Directive: Without the pictures, copy all the entries below exactly.

(Dataset rows about figures)
⁂

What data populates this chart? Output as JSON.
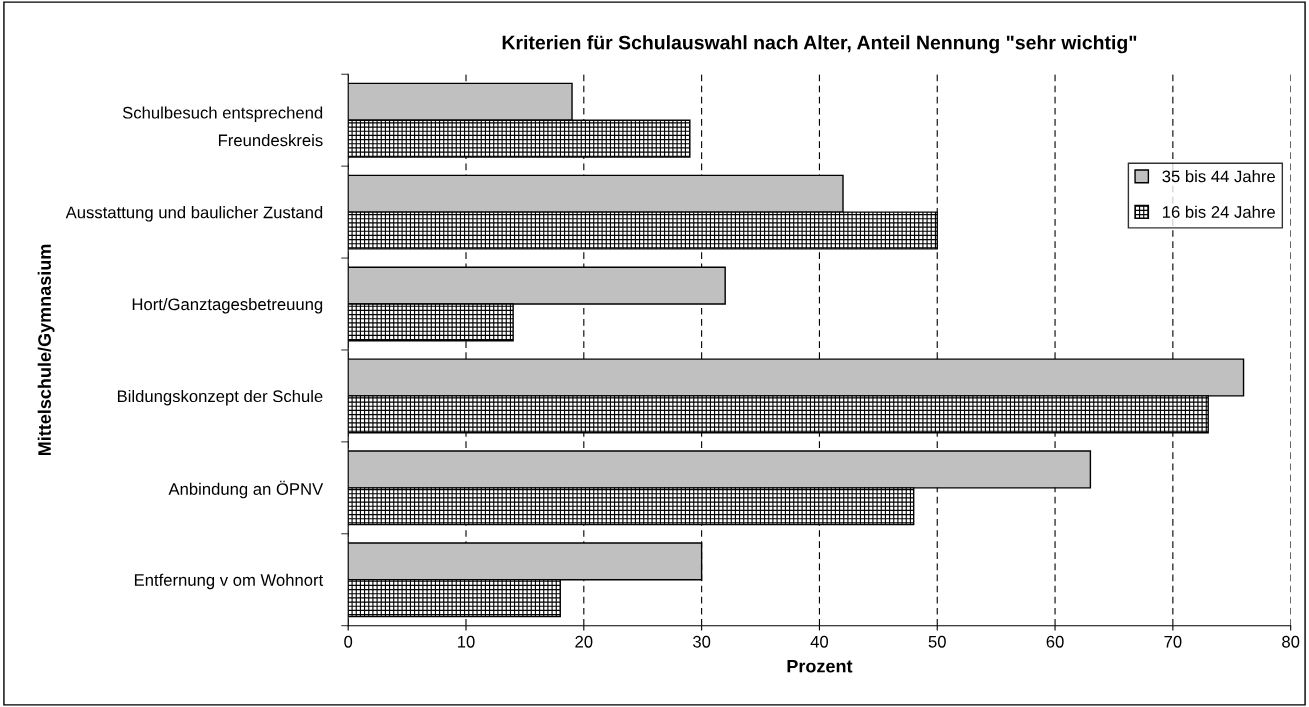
{
  "chart_data": {
    "type": "bar",
    "orientation": "horizontal",
    "title": "Kriterien für Schulauswahl nach Alter, Anteil Nennung \"sehr wichtig\"",
    "xlabel": "Prozent",
    "ylabel": "Mittelschule/Gymnasium",
    "categories": [
      "Schulbesuch entsprechend\nFreundeskreis",
      "Ausstattung und baulicher Zustand",
      "Hort/Ganztagesbetreuung",
      "Bildungskonzept der Schule",
      "Anbindung an ÖPNV",
      "Entfernung v om Wohnort"
    ],
    "series": [
      {
        "name": "35 bis 44 Jahre",
        "color": "#c0c0c0",
        "values": [
          19,
          42,
          32,
          76,
          63,
          30
        ]
      },
      {
        "name": "16 bis 24 Jahre",
        "color": "#000000",
        "values": [
          29,
          50,
          14,
          73,
          48,
          18
        ]
      }
    ],
    "xlim": [
      0,
      80
    ],
    "xticks": [
      0,
      10,
      20,
      30,
      40,
      50,
      60,
      70,
      80
    ],
    "grid": "x",
    "legend": "right"
  }
}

⁂

Correct result:
What data populates this chart? Output as JSON.
{
  "chart_data": {
    "type": "bar",
    "orientation": "horizontal",
    "title": "Kriterien für Schulauswahl nach Alter, Anteil Nennung \"sehr wichtig\"",
    "xlabel": "Prozent",
    "ylabel": "Mittelschule/Gymnasium",
    "categories": [
      "Schulbesuch entsprechend\nFreundeskreis",
      "Ausstattung und baulicher Zustand",
      "Hort/Ganztagesbetreuung",
      "Bildungskonzept der Schule",
      "Anbindung an ÖPNV",
      "Entfernung v om Wohnort"
    ],
    "series": [
      {
        "name": "35 bis 44 Jahre",
        "color": "#c0c0c0",
        "values": [
          19,
          42,
          32,
          76,
          63,
          30
        ]
      },
      {
        "name": "16 bis 24 Jahre",
        "color": "#000000",
        "values": [
          29,
          50,
          14,
          73,
          48,
          18
        ]
      }
    ],
    "xlim": [
      0,
      80
    ],
    "xticks": [
      0,
      10,
      20,
      30,
      40,
      50,
      60,
      70,
      80
    ],
    "grid": "x",
    "legend": "right"
  }
}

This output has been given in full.